(Entries taken from a collection)
□ □ □
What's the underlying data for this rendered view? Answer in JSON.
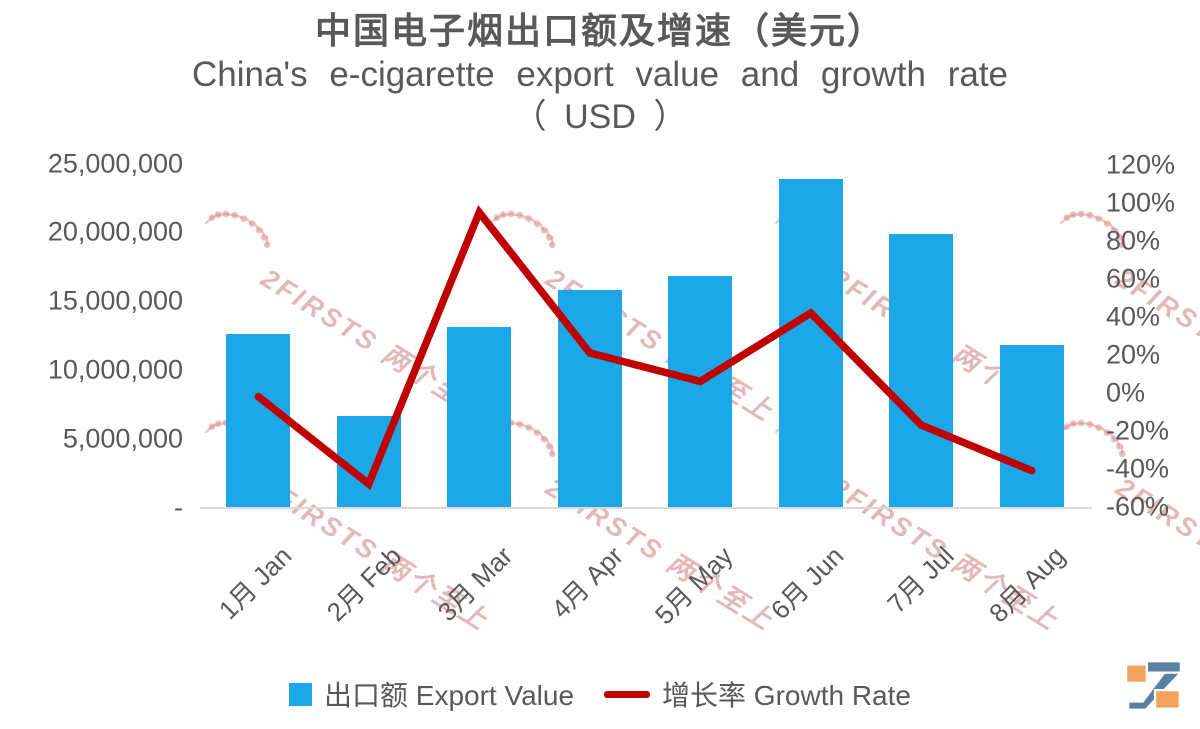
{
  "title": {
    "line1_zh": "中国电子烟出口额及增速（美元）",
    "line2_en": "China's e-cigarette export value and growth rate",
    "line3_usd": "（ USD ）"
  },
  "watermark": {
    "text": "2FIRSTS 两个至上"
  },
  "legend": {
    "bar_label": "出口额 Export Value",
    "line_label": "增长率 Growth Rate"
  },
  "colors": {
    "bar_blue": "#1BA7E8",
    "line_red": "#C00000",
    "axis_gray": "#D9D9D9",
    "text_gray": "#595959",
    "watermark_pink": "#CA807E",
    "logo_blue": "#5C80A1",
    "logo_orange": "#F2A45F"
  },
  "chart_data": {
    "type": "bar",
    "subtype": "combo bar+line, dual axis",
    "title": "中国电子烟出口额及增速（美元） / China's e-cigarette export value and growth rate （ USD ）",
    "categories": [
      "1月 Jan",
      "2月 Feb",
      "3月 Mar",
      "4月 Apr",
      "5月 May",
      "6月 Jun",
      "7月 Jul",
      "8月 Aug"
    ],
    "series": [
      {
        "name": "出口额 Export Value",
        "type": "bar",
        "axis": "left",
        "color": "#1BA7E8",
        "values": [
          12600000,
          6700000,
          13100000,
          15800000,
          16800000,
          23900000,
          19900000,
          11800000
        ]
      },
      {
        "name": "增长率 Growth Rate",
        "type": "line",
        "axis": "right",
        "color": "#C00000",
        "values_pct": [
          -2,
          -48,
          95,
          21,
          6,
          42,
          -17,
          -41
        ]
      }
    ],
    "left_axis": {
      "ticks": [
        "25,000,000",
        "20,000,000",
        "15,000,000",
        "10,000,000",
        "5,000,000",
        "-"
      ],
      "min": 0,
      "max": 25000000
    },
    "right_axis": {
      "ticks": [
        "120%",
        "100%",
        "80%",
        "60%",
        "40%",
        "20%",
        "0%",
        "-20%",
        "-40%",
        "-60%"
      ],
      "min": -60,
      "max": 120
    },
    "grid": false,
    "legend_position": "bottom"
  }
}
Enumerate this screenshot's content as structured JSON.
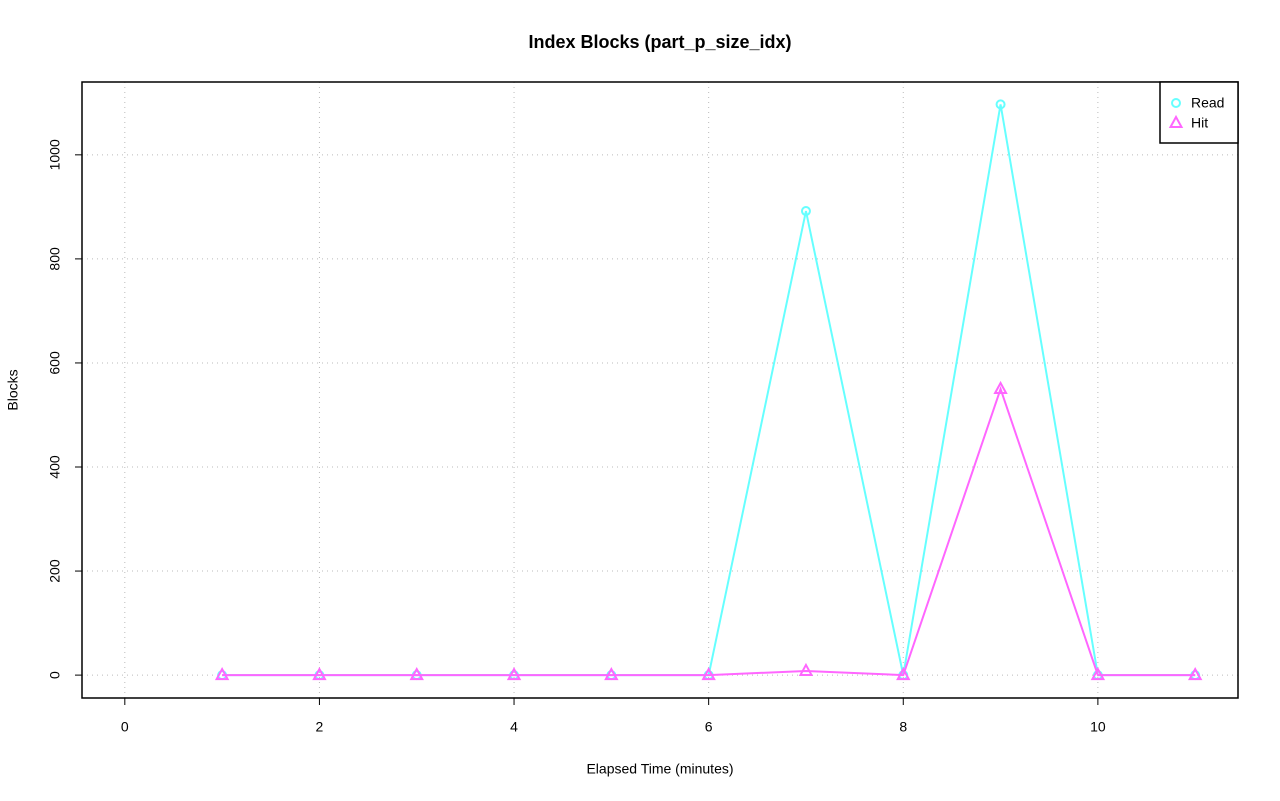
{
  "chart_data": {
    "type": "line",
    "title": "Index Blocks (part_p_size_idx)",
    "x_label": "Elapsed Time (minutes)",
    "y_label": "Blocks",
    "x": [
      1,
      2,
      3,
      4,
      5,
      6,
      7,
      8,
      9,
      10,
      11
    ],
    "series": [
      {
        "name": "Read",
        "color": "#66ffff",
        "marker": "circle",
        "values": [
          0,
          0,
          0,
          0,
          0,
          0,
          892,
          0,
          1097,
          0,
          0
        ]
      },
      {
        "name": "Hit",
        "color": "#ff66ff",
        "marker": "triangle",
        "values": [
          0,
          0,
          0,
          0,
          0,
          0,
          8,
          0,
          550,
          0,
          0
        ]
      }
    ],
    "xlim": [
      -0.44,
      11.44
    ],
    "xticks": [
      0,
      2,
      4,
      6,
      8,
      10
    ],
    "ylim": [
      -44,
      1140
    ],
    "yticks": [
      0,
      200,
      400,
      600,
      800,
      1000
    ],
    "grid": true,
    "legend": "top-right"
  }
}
□ □ □
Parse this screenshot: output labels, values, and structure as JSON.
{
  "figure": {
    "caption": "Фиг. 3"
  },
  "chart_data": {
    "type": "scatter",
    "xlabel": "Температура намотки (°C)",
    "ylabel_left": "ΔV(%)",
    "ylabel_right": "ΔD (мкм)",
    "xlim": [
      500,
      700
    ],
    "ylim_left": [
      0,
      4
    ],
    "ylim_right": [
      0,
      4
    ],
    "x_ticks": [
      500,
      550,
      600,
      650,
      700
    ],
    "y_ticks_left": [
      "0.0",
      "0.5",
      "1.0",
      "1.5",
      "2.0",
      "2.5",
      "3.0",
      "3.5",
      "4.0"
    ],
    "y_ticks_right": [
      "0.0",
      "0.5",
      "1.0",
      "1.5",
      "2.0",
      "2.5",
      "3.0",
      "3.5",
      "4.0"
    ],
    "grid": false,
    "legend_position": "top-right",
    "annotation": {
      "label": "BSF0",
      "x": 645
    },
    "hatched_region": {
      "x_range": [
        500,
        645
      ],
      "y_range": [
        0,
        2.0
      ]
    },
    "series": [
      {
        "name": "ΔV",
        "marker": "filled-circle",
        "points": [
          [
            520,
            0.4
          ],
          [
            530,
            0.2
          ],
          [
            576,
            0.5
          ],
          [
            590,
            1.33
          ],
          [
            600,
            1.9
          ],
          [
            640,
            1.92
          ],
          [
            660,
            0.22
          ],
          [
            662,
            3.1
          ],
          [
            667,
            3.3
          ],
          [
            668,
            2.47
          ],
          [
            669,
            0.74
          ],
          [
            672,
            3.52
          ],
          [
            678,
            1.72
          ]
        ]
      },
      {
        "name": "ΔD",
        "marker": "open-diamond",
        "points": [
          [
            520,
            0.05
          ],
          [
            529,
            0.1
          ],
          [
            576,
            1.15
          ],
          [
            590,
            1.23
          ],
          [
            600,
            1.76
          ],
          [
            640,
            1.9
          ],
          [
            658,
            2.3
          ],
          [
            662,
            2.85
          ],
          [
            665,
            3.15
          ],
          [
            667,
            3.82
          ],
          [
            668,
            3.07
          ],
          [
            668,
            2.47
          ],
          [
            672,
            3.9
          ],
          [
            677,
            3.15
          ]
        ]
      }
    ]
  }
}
□ □ □
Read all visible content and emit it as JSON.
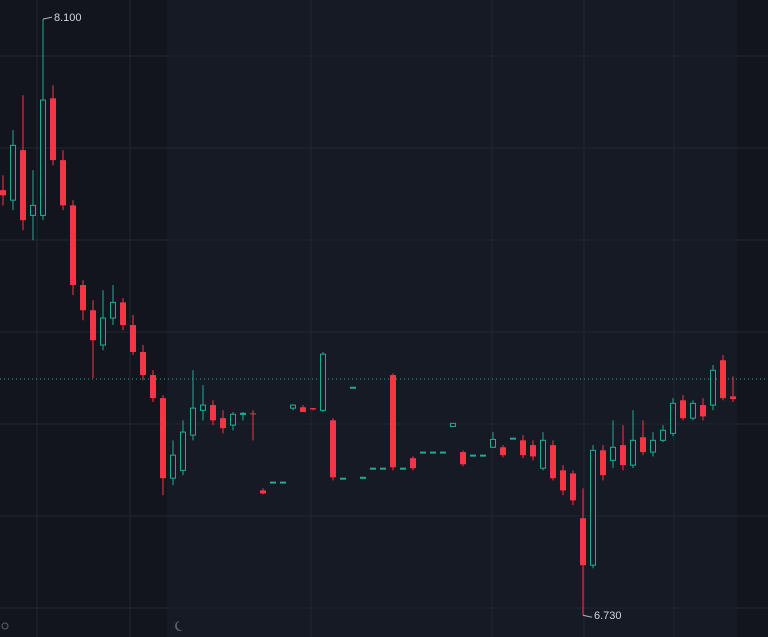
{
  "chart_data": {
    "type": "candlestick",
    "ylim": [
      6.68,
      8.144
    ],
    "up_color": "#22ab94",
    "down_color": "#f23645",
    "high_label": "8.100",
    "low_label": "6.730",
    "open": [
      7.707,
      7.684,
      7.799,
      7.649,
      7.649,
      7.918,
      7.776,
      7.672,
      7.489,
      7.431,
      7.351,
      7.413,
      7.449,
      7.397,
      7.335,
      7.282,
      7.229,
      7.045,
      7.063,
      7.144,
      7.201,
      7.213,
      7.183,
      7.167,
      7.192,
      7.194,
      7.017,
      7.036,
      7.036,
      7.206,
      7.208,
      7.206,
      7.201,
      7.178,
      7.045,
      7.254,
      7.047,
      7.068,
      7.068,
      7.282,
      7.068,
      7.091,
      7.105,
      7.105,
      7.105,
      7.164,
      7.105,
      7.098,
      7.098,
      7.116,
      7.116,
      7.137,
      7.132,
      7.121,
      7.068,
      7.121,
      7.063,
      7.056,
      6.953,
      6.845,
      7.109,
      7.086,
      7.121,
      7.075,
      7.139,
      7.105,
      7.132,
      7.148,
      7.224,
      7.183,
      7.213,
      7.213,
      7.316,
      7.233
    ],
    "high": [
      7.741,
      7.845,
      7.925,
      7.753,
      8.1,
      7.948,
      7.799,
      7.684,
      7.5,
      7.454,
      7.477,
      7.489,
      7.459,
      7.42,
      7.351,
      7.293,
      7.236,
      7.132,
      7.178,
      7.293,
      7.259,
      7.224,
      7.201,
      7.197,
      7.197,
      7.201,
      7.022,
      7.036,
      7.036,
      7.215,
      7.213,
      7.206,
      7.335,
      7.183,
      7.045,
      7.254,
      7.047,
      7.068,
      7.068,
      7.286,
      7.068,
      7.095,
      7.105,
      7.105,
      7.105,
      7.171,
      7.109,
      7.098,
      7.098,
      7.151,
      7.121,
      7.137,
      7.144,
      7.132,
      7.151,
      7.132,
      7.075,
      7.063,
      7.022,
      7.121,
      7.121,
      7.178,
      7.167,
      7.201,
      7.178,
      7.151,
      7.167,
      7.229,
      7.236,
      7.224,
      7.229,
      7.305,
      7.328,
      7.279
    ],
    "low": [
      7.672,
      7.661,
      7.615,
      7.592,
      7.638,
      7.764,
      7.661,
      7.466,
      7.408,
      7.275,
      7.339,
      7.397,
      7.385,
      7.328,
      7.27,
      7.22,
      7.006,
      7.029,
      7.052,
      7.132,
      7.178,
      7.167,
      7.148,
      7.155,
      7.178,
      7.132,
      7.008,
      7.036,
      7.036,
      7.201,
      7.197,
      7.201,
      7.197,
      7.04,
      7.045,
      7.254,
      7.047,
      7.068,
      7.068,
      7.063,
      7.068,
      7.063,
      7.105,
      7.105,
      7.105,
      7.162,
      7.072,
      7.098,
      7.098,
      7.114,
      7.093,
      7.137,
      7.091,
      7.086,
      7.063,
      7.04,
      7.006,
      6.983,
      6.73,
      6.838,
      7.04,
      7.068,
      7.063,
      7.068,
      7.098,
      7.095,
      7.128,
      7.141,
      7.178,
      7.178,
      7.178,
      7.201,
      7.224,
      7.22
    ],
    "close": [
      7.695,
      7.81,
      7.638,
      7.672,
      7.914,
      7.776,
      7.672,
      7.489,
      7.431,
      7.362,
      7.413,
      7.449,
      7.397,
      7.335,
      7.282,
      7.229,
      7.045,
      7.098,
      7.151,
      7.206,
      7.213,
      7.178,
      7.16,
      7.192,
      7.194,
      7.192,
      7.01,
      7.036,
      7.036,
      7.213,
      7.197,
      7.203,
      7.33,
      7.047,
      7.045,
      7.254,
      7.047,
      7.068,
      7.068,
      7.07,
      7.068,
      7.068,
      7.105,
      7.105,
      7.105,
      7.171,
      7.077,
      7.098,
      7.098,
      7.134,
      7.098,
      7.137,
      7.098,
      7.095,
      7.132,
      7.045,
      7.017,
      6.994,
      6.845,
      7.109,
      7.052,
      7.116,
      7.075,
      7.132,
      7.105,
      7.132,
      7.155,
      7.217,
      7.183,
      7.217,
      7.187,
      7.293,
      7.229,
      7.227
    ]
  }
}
□ □ □
* [TO DO]:
Count the lines in the material above where the string "China" appears, then state only that count.

* [EXERCISE SOLUTION]:
2